AIM: Write out all the material exactly. Leave nothing out.

(Stored records)
________________________

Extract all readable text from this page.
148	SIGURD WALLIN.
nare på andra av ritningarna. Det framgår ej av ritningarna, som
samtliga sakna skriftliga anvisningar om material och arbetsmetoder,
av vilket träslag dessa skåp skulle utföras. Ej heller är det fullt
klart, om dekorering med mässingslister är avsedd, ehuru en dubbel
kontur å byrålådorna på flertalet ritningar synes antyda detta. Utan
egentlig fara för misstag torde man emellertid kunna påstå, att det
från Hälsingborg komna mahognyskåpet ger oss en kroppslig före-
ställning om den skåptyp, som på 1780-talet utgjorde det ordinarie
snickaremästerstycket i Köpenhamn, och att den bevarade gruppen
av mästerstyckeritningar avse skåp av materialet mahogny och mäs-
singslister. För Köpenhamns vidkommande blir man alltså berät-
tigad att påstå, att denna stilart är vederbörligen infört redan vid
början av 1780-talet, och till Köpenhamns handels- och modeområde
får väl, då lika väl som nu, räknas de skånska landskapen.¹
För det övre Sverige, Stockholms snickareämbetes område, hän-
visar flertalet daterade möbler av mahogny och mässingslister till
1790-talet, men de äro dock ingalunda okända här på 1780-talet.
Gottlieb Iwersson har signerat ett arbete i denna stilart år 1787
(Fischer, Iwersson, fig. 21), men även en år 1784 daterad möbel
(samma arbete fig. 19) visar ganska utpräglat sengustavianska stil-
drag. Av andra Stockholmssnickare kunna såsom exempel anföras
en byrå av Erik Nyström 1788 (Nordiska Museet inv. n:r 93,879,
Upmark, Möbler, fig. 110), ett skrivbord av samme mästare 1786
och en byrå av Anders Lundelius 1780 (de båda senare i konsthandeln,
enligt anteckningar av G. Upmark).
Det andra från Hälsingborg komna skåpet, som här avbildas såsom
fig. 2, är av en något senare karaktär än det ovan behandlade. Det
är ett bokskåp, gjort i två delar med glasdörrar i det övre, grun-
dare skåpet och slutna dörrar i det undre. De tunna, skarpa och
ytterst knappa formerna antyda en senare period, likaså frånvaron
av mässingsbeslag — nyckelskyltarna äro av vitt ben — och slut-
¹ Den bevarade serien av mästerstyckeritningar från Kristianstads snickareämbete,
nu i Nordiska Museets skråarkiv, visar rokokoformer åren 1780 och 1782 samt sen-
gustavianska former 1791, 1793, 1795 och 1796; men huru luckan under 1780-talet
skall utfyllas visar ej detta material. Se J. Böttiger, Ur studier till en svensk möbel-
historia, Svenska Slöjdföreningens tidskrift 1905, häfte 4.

________________________

FULL OUTPUT:
Extract all readable text from this page.
148	SIGURD WALLIN.
nare på andra av ritningarna. Det framgår ej av ritningarna, som
samtliga sakna skriftliga anvisningar om material och arbetsmetoder,
av vilket träslag dessa skåp skulle utföras. Ej heller är det fullt
klart, om dekorering med mässingslister är avsedd, ehuru en dubbel
kontur å byrålådorna på flertalet ritningar synes antyda detta. Utan
egentlig fara för misstag torde man emellertid kunna påstå, att det
från Hälsingborg komna mahognyskåpet ger oss en kroppslig före-
ställning om den skåptyp, som på 1780-talet utgjorde det ordinarie
snickaremästerstycket i Köpenhamn, och att den bevarade gruppen
av mästerstyckeritningar avse skåp av materialet mahogny och mäs-
singslister. För Köpenhamns vidkommande blir man alltså berät-
tigad att påstå, att denna stilart är vederbörligen infört redan vid
början av 1780-talet, och till Köpenhamns handels- och modeområde
får väl, då lika väl som nu, räknas de skånska landskapen.¹
För det övre Sverige, Stockholms snickareämbetes område, hän-
visar flertalet daterade möbler av mahogny och mässingslister till
1790-talet, men de äro dock ingalunda okända här på 1780-talet.
Gottlieb Iwersson har signerat ett arbete i denna stilart år 1787
(Fischer, Iwersson, fig. 21), men även en år 1784 daterad möbel
(samma arbete fig. 19) visar ganska utpräglat sengustavianska stil-
drag. Av andra Stockholmssnickare kunna såsom exempel anföras
en byrå av Erik Nyström 1788 (Nordiska Museet inv. n:r 93,879,
Upmark, Möbler, fig. 110), ett skrivbord av samme mästare 1786
och en byrå av Anders Lundelius 1780 (de båda senare i konsthandeln,
enligt anteckningar av G. Upmark).
Det andra från Hälsingborg komna skåpet, som här avbildas såsom
fig. 2, är av en något senare karaktär än det ovan behandlade. Det
är ett bokskåp, gjort i två delar med glasdörrar i det övre, grun-
dare skåpet och slutna dörrar i det undre. De tunna, skarpa och
ytterst knappa formerna antyda en senare period, likaså frånvaron
av mässingsbeslag — nyckelskyltarna äro av vitt ben — och slut-
¹ Den bevarade serien av mästerstyckeritningar från Kristianstads snickareämbete,
nu i Nordiska Museets skråarkiv, visar rokokoformer åren 1780 och 1782 samt sen-
gustavianska former 1791, 1793, 1795 och 1796; men huru luckan under 1780-talet
skall utfyllas visar ej detta material. Se J. Böttiger, Ur studier till en svensk möbel-
historia, Svenska Slöjdföreningens tidskrift 1905, häfte 4.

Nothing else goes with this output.